- **WORK REQUIRED**
Pull every line holding the string "NVMe" from the records below.

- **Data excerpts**
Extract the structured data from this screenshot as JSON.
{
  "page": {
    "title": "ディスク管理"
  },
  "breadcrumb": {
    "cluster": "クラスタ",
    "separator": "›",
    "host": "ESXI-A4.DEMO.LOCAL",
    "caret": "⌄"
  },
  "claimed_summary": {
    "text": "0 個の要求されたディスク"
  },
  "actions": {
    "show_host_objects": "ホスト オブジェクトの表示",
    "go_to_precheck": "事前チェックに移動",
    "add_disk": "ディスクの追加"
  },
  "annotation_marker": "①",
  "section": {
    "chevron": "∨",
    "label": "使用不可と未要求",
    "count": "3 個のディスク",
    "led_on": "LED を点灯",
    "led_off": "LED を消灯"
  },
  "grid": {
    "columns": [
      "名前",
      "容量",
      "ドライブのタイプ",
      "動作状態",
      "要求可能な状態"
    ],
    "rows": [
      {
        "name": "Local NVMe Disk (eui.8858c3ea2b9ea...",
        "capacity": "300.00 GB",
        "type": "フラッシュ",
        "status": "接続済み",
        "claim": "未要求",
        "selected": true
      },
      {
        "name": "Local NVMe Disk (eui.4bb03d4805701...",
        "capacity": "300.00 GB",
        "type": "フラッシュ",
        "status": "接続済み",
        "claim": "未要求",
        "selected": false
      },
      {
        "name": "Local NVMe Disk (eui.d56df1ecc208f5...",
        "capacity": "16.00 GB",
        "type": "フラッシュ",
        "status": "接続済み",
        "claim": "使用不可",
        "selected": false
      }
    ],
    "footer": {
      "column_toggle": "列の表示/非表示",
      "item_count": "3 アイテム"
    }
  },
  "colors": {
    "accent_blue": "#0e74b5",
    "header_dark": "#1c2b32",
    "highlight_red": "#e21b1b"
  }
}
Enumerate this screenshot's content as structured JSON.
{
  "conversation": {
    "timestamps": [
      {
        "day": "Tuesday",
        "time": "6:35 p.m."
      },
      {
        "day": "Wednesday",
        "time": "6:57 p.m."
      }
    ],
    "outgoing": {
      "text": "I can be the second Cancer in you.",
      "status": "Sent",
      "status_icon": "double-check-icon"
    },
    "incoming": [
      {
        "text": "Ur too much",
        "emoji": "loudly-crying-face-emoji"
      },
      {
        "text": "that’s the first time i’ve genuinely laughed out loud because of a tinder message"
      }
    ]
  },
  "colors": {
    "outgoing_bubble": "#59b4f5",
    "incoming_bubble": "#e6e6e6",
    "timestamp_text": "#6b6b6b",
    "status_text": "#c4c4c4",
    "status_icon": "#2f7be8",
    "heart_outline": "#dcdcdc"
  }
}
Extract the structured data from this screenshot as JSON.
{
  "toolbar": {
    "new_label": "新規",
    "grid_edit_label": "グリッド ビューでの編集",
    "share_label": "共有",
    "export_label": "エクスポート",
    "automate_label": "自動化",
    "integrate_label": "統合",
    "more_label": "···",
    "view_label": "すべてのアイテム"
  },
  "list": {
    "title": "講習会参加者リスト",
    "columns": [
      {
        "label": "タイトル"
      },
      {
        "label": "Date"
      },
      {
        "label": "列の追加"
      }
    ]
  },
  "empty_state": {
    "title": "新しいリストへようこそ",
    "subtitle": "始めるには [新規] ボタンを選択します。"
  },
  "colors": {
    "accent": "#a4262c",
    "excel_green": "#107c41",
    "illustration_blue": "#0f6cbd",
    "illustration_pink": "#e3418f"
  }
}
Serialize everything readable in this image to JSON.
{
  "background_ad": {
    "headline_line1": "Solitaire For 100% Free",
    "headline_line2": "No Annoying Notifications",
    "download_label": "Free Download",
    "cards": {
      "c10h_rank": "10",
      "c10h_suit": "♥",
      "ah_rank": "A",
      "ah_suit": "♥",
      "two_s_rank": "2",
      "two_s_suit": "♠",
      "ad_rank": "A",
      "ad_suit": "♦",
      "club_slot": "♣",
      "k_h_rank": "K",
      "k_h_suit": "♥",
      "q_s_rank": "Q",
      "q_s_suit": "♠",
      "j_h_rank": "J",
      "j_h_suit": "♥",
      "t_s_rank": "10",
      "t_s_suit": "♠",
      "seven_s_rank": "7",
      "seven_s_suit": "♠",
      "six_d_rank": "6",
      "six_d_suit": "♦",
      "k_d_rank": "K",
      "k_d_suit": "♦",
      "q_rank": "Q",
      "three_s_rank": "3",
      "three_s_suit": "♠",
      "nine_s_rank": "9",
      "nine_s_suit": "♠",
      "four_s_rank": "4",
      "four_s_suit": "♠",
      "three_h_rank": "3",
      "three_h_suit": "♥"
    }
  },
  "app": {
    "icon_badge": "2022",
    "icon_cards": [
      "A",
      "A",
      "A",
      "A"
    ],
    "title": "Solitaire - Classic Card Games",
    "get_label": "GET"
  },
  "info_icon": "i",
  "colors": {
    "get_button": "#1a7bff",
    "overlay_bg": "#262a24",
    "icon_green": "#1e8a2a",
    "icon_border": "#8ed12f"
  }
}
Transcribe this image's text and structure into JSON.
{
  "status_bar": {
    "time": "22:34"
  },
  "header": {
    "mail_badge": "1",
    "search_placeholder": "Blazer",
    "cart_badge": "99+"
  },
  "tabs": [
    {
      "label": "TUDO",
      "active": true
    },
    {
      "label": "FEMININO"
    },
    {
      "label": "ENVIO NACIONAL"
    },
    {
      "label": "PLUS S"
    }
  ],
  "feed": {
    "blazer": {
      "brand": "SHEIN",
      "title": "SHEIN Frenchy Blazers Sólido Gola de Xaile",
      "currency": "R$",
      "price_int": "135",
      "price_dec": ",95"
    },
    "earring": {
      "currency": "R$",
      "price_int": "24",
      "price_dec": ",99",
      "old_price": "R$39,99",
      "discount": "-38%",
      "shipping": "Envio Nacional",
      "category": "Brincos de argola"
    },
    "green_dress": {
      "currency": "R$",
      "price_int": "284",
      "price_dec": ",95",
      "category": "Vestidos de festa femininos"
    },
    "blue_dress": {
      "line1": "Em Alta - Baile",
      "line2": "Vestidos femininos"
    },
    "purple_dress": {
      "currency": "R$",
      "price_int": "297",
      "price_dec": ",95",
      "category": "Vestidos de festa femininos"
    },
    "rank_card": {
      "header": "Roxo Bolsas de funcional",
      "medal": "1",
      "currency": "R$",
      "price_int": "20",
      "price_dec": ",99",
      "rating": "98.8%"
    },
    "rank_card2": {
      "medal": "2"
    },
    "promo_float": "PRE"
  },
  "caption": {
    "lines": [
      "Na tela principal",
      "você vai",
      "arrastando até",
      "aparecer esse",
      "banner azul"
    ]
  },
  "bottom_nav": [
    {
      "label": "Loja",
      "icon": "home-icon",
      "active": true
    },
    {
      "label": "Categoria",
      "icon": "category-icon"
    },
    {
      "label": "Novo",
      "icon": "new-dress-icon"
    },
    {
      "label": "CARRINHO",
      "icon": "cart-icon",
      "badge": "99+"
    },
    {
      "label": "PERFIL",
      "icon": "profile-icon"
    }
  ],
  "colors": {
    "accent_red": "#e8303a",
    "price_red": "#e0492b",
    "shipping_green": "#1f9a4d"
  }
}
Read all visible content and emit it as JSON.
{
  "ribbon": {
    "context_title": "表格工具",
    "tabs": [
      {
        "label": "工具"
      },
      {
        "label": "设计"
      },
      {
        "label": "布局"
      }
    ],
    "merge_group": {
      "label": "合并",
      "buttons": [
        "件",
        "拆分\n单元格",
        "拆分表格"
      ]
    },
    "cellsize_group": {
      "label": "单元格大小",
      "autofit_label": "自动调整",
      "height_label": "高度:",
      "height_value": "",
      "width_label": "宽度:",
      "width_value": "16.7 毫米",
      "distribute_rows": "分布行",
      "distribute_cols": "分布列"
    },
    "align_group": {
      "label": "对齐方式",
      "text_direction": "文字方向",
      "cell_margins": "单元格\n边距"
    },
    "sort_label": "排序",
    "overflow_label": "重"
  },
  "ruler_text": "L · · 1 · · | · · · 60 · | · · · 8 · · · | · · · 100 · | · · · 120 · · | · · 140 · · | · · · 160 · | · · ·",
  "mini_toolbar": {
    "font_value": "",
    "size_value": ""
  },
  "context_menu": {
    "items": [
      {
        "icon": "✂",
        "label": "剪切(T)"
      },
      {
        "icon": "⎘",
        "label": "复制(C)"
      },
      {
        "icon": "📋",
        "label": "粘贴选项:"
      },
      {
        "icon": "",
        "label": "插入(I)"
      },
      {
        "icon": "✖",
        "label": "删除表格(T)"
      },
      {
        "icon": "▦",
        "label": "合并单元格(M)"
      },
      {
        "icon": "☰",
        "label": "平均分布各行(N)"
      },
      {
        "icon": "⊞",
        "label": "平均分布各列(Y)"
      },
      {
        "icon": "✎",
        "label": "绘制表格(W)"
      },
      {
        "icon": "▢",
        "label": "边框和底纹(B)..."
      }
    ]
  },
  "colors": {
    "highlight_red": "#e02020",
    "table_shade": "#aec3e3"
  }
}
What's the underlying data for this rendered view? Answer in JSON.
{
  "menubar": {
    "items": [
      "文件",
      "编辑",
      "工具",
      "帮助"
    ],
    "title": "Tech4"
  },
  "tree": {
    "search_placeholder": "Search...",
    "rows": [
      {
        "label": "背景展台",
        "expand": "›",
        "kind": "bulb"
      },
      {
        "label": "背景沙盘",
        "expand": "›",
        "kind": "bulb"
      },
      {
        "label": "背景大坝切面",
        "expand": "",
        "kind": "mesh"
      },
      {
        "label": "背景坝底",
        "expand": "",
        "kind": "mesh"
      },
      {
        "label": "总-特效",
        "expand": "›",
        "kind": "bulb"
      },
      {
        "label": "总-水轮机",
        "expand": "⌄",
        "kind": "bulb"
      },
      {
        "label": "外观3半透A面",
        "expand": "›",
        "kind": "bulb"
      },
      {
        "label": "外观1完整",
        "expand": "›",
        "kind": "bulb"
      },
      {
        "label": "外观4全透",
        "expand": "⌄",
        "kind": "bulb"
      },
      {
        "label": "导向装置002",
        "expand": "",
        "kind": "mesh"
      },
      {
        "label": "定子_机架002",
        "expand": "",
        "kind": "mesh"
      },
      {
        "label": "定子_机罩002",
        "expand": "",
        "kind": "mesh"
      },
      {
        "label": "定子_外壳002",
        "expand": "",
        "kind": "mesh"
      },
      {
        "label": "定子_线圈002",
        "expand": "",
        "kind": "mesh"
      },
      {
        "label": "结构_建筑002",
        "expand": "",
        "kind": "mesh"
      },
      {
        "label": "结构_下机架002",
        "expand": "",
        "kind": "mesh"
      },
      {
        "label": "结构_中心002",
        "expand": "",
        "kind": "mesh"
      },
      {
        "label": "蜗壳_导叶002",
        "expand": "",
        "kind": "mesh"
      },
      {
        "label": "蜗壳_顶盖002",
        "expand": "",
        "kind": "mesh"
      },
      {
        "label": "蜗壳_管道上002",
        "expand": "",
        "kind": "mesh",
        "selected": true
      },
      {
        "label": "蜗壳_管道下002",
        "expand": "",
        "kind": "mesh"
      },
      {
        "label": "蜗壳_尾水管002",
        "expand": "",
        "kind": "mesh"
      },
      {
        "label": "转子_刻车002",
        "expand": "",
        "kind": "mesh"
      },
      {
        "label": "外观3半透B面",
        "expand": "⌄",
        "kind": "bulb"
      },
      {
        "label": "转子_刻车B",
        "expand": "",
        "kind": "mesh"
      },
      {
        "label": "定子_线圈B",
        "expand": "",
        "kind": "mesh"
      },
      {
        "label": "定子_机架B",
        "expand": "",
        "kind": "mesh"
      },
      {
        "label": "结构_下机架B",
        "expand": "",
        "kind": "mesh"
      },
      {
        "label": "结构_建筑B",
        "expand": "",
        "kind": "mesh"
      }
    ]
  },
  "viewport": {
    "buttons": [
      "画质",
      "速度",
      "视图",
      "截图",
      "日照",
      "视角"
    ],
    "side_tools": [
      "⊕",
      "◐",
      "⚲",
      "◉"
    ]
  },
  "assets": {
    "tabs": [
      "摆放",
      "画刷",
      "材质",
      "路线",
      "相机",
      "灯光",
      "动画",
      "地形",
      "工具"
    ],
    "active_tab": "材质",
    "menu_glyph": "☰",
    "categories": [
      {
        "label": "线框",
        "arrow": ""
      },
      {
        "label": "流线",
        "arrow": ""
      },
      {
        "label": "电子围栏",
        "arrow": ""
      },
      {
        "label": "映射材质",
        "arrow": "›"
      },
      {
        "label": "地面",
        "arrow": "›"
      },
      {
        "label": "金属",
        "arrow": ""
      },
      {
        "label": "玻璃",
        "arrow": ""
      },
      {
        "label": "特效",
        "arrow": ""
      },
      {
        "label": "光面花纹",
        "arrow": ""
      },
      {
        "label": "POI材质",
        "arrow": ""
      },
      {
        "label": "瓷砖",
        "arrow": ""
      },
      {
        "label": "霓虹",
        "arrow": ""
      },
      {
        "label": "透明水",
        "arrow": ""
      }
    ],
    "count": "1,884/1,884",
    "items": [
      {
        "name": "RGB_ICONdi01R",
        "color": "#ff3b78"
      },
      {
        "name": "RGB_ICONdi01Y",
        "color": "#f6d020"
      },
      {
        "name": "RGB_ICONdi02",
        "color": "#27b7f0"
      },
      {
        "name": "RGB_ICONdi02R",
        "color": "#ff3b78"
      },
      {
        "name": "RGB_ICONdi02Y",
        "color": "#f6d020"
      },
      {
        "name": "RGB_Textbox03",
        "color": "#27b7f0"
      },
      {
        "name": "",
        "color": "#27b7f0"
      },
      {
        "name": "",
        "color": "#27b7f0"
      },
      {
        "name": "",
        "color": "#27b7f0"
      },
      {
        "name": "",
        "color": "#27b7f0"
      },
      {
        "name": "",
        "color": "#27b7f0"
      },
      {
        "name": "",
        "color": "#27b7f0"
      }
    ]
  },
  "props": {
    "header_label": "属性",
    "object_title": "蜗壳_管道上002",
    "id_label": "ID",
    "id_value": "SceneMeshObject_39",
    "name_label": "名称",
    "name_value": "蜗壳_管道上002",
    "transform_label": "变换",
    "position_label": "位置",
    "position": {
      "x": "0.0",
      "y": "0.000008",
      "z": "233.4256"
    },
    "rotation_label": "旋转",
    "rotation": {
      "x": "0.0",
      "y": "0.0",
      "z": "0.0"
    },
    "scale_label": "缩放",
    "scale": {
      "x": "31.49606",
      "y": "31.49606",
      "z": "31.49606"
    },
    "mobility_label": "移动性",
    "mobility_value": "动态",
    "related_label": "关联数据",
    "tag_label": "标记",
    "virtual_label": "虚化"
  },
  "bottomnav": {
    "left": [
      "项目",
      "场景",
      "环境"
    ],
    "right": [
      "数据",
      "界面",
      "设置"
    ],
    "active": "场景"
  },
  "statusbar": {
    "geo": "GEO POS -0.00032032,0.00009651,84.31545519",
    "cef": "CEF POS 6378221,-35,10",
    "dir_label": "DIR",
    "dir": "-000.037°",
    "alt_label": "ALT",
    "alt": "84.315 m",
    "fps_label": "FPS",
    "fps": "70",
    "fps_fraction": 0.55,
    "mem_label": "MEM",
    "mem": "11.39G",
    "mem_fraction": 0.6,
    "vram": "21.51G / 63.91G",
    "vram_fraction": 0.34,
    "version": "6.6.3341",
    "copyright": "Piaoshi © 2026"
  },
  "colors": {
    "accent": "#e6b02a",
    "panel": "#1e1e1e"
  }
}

- **SOLUTION TO THE EXERCISE**
        "name": "Local NVMe Disk (eui.8858c3ea2b9ea...",
        "name": "Local NVMe Disk (eui.4bb03d4805701...",
        "name": "Local NVMe Disk (eui.d56df1ecc208f5...",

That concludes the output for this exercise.